⟨
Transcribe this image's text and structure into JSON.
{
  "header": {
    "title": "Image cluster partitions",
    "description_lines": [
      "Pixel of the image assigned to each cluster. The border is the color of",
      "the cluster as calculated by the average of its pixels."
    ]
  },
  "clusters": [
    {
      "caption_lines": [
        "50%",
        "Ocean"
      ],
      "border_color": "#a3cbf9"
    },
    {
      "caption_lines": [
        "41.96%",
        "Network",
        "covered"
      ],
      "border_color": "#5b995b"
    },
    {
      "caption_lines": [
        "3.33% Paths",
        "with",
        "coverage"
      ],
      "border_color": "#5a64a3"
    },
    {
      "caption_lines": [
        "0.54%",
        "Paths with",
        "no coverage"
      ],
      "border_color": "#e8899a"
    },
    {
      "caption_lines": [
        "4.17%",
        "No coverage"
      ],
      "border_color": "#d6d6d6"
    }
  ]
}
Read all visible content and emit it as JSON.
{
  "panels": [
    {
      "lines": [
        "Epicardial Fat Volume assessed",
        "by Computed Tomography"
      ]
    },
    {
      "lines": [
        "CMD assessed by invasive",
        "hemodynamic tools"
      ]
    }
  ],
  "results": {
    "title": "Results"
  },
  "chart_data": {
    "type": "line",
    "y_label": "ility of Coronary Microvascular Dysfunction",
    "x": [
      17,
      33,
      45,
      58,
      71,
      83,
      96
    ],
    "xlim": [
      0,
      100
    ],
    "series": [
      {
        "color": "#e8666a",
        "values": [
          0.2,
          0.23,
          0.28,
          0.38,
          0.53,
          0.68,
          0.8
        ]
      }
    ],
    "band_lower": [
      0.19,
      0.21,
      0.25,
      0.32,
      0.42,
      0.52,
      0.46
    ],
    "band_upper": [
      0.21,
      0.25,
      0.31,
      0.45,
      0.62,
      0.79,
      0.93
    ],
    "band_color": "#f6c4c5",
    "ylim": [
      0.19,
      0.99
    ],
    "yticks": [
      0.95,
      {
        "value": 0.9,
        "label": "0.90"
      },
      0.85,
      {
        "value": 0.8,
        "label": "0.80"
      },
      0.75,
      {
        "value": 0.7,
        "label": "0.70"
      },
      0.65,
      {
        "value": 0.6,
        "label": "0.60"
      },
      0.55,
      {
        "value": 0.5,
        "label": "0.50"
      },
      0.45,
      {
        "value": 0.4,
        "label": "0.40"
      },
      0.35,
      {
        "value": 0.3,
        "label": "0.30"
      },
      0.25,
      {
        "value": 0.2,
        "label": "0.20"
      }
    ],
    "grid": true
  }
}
⟩
### TASK REQUIREMENTS
Make an exact copy of every entry.

### ANSWER TO THIS TASK
Transcribe this image's text and structure into JSON.
{
  "header": {
    "title": "Image cluster partitions",
    "description_lines": [
      "Pixel of the image assigned to each cluster. The border is the color of",
      "the cluster as calculated by the average of its pixels."
    ]
  },
  "clusters": [
    {
      "caption_lines": [
        "50%",
        "Ocean"
      ],
      "border_color": "#a3cbf9"
    },
    {
      "caption_lines": [
        "41.96%",
        "Network",
        "covered"
      ],
      "border_color": "#5b995b"
    },
    {
      "caption_lines": [
        "3.33% Paths",
        "with",
        "coverage"
      ],
      "border_color": "#5a64a3"
    },
    {
      "caption_lines": [
        "0.54%",
        "Paths with",
        "no coverage"
      ],
      "border_color": "#e8899a"
    },
    {
      "caption_lines": [
        "4.17%",
        "No coverage"
      ],
      "border_color": "#d6d6d6"
    }
  ]
}
Read all visible content and emit it as JSON.
{
  "panels": [
    {
      "lines": [
        "Epicardial Fat Volume assessed",
        "by Computed Tomography"
      ]
    },
    {
      "lines": [
        "CMD assessed by invasive",
        "hemodynamic tools"
      ]
    }
  ],
  "results": {
    "title": "Results"
  },
  "chart_data": {
    "type": "line",
    "y_label": "ility of Coronary Microvascular Dysfunction",
    "x": [
      17,
      33,
      45,
      58,
      71,
      83,
      96
    ],
    "xlim": [
      0,
      100
    ],
    "series": [
      {
        "color": "#e8666a",
        "values": [
          0.2,
          0.23,
          0.28,
          0.38,
          0.53,
          0.68,
          0.8
        ]
      }
    ],
    "band_lower": [
      0.19,
      0.21,
      0.25,
      0.32,
      0.42,
      0.52,
      0.46
    ],
    "band_upper": [
      0.21,
      0.25,
      0.31,
      0.45,
      0.62,
      0.79,
      0.93
    ],
    "band_color": "#f6c4c5",
    "ylim": [
      0.19,
      0.99
    ],
    "yticks": [
      0.95,
      {
        "value": 0.9,
        "label": "0.90"
      },
      0.85,
      {
        "value": 0.8,
        "label": "0.80"
      },
      0.75,
      {
        "value": 0.7,
        "label": "0.70"
      },
      0.65,
      {
        "value": 0.6,
        "label": "0.60"
      },
      0.55,
      {
        "value": 0.5,
        "label": "0.50"
      },
      0.45,
      {
        "value": 0.4,
        "label": "0.40"
      },
      0.35,
      {
        "value": 0.3,
        "label": "0.30"
      },
      0.25,
      {
        "value": 0.2,
        "label": "0.20"
      }
    ],
    "grid": true
  }
}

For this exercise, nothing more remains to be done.